▸ WHAT TO PRODUCE:
Reproduce the data below verbatim, from its first line through the line containing "comment-meta: вчера в 0:51", including both of those lines.

(Item position data)
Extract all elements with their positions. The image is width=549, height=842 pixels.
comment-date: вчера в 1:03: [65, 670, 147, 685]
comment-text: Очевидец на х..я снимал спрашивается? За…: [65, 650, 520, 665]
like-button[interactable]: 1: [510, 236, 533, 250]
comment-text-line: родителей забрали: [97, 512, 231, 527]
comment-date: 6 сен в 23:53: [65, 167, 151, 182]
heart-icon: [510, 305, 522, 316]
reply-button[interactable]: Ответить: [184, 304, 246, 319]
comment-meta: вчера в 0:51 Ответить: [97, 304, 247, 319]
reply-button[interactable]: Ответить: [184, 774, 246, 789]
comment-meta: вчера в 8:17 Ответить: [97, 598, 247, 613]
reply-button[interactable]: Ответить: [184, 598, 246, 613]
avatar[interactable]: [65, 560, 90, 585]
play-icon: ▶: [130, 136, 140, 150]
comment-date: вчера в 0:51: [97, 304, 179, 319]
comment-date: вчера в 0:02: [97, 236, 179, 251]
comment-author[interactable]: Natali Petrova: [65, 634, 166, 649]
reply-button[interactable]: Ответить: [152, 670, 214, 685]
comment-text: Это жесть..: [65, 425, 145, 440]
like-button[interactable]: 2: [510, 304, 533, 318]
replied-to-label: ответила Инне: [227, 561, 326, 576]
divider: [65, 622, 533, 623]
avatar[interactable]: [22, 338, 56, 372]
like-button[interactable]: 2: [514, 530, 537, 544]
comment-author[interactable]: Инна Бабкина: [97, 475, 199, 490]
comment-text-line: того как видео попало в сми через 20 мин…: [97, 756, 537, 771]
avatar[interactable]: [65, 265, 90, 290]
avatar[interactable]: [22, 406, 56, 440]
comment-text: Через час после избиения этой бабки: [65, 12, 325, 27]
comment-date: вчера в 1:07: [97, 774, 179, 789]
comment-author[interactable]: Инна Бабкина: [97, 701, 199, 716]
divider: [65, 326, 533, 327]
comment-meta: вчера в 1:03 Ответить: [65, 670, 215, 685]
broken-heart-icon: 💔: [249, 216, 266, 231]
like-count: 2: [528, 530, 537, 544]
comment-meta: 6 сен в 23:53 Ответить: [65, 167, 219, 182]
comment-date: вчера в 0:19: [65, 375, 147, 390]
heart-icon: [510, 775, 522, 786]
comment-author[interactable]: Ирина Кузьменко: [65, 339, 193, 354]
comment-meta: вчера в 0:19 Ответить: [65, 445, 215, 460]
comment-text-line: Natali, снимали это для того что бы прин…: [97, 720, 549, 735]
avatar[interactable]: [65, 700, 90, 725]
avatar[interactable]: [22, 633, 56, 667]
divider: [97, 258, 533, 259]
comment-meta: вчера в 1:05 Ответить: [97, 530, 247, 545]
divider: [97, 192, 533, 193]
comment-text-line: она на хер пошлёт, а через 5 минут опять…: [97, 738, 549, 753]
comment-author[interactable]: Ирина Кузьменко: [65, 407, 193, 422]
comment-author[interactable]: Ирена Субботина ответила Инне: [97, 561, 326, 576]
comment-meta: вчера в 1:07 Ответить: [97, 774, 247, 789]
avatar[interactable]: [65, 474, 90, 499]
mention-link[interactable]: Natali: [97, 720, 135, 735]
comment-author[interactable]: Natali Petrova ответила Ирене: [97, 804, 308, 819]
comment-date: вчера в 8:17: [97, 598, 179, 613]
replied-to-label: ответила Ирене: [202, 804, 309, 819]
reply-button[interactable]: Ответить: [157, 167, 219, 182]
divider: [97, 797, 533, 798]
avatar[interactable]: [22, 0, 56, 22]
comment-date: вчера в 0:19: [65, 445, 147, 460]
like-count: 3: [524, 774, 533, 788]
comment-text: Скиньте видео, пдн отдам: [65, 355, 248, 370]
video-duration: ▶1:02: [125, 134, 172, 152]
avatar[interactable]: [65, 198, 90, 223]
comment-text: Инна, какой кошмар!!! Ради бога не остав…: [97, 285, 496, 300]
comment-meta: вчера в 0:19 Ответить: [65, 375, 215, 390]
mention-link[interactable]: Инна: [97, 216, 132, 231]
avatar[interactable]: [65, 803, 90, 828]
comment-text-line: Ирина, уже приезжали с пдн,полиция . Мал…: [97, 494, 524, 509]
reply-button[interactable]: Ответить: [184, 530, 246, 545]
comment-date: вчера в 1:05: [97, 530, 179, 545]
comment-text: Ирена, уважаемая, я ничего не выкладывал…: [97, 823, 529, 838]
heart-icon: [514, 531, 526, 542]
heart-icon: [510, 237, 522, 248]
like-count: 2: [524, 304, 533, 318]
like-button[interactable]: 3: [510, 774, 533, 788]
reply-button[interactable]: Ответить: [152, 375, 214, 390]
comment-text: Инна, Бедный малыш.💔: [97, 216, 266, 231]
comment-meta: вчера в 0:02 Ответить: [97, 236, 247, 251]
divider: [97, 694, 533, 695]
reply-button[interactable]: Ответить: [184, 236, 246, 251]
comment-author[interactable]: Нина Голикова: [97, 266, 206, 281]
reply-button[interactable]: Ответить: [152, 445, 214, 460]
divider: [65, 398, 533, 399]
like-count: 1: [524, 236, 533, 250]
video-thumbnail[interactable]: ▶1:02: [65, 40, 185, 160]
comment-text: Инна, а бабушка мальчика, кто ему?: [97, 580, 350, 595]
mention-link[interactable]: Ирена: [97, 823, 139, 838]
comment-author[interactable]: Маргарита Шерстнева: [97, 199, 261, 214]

▸ COMPLETE ANSWER:
Extract all elements with their positions. The image is width=549, height=842 pixels.
comment-date: вчера в 1:03: [65, 670, 147, 685]
comment-text: Очевидец на х..я снимал спрашивается? За…: [65, 650, 520, 665]
like-button[interactable]: 1: [510, 236, 533, 250]
comment-text-line: родителей забрали: [97, 512, 231, 527]
comment-date: 6 сен в 23:53: [65, 167, 151, 182]
heart-icon: [510, 305, 522, 316]
reply-button[interactable]: Ответить: [184, 304, 246, 319]
comment-meta: вчера в 0:51 Ответить: [97, 304, 247, 319]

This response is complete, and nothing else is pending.